▶ _Task details_:
What's needed is an exact copy of all the data below, without pictures.

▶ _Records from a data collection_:
————

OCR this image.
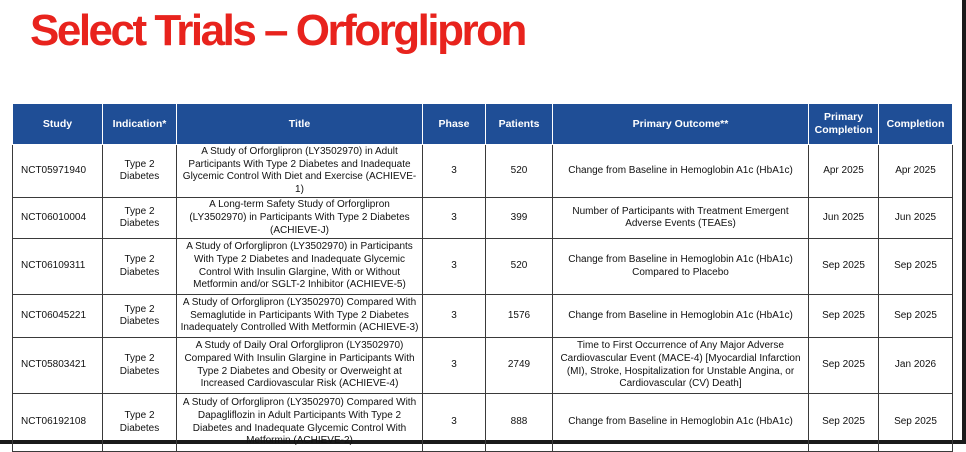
Select Trials – Orforglipron
Study	Indication*	Title	Phase	Patients	Primary Outcome**	Primary Completion	Completion
NCT05971940	Type 2 Diabetes	A Study of Orforglipron (LY3502970) in Adult Participants With Type 2 Diabetes and Inadequate Glycemic Control With Diet and Exercise (ACHIEVE-1)	3	520	Change from Baseline in Hemoglobin A1c (HbA1c)	Apr 2025	Apr 2025
NCT06010004	Type 2 Diabetes	A Long-term Safety Study of Orforglipron (LY3502970) in Participants With Type 2 Diabetes (ACHIEVE-J)	3	399	Number of Participants with Treatment Emergent Adverse Events (TEAEs)	Jun 2025	Jun 2025
NCT06109311	Type 2 Diabetes	A Study of Orforglipron (LY3502970) in Participants With Type 2 Diabetes and Inadequate Glycemic Control With Insulin Glargine, With or Without Metformin and/or SGLT-2 Inhibitor (ACHIEVE-5)	3	520	Change from Baseline in Hemoglobin A1c (HbA1c) Compared to Placebo	Sep 2025	Sep 2025
NCT06045221	Type 2 Diabetes	A Study of Orforglipron (LY3502970) Compared With Semaglutide in Participants With Type 2 Diabetes Inadequately Controlled With Metformin (ACHIEVE-3)	3	1576	Change from Baseline in Hemoglobin A1c (HbA1c)	Sep 2025	Sep 2025
NCT05803421	Type 2 Diabetes	A Study of Daily Oral Orforglipron (LY3502970) Compared With Insulin Glargine in Participants With Type 2 Diabetes and Obesity or Overweight at Increased Cardiovascular Risk (ACHIEVE-4)	3	2749	Time to First Occurrence of Any Major Adverse Cardiovascular Event (MACE-4) [Myocardial Infarction (MI), Stroke, Hospitalization for Unstable Angina, or Cardiovascular (CV) Death]	Sep 2025	Jan 2026
NCT06192108	Type 2 Diabetes	A Study of Orforglipron (LY3502970) Compared With Dapagliflozin in Adult Participants With Type 2 Diabetes and Inadequate Glycemic Control With Metformin (ACHIEVE-2)	3	888	Change from Baseline in Hemoglobin A1c (HbA1c)	Sep 2025	Sep 2025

————

▶ _Task result_:
OCR this image.
Select Trials – Orforglipron
Study	Indication*	Title	Phase	Patients	Primary Outcome**	Primary Completion	Completion
NCT05971940	Type 2 Diabetes	A Study of Orforglipron (LY3502970) in Adult Participants With Type 2 Diabetes and Inadequate Glycemic Control With Diet and Exercise (ACHIEVE-1)	3	520	Change from Baseline in Hemoglobin A1c (HbA1c)	Apr 2025	Apr 2025
NCT06010004	Type 2 Diabetes	A Long-term Safety Study of Orforglipron (LY3502970) in Participants With Type 2 Diabetes (ACHIEVE-J)	3	399	Number of Participants with Treatment Emergent Adverse Events (TEAEs)	Jun 2025	Jun 2025
NCT06109311	Type 2 Diabetes	A Study of Orforglipron (LY3502970) in Participants With Type 2 Diabetes and Inadequate Glycemic Control With Insulin Glargine, With or Without Metformin and/or SGLT-2 Inhibitor (ACHIEVE-5)	3	520	Change from Baseline in Hemoglobin A1c (HbA1c) Compared to Placebo	Sep 2025	Sep 2025
NCT06045221	Type 2 Diabetes	A Study of Orforglipron (LY3502970) Compared With Semaglutide in Participants With Type 2 Diabetes Inadequately Controlled With Metformin (ACHIEVE-3)	3	1576	Change from Baseline in Hemoglobin A1c (HbA1c)	Sep 2025	Sep 2025
NCT05803421	Type 2 Diabetes	A Study of Daily Oral Orforglipron (LY3502970) Compared With Insulin Glargine in Participants With Type 2 Diabetes and Obesity or Overweight at Increased Cardiovascular Risk (ACHIEVE-4)	3	2749	Time to First Occurrence of Any Major Adverse Cardiovascular Event (MACE-4) [Myocardial Infarction (MI), Stroke, Hospitalization for Unstable Angina, or Cardiovascular (CV) Death]	Sep 2025	Jan 2026
NCT06192108	Type 2 Diabetes	A Study of Orforglipron (LY3502970) Compared With Dapagliflozin in Adult Participants With Type 2 Diabetes and Inadequate Glycemic Control With Metformin (ACHIEVE-2)	3	888	Change from Baseline in Hemoglobin A1c (HbA1c)	Sep 2025	Sep 2025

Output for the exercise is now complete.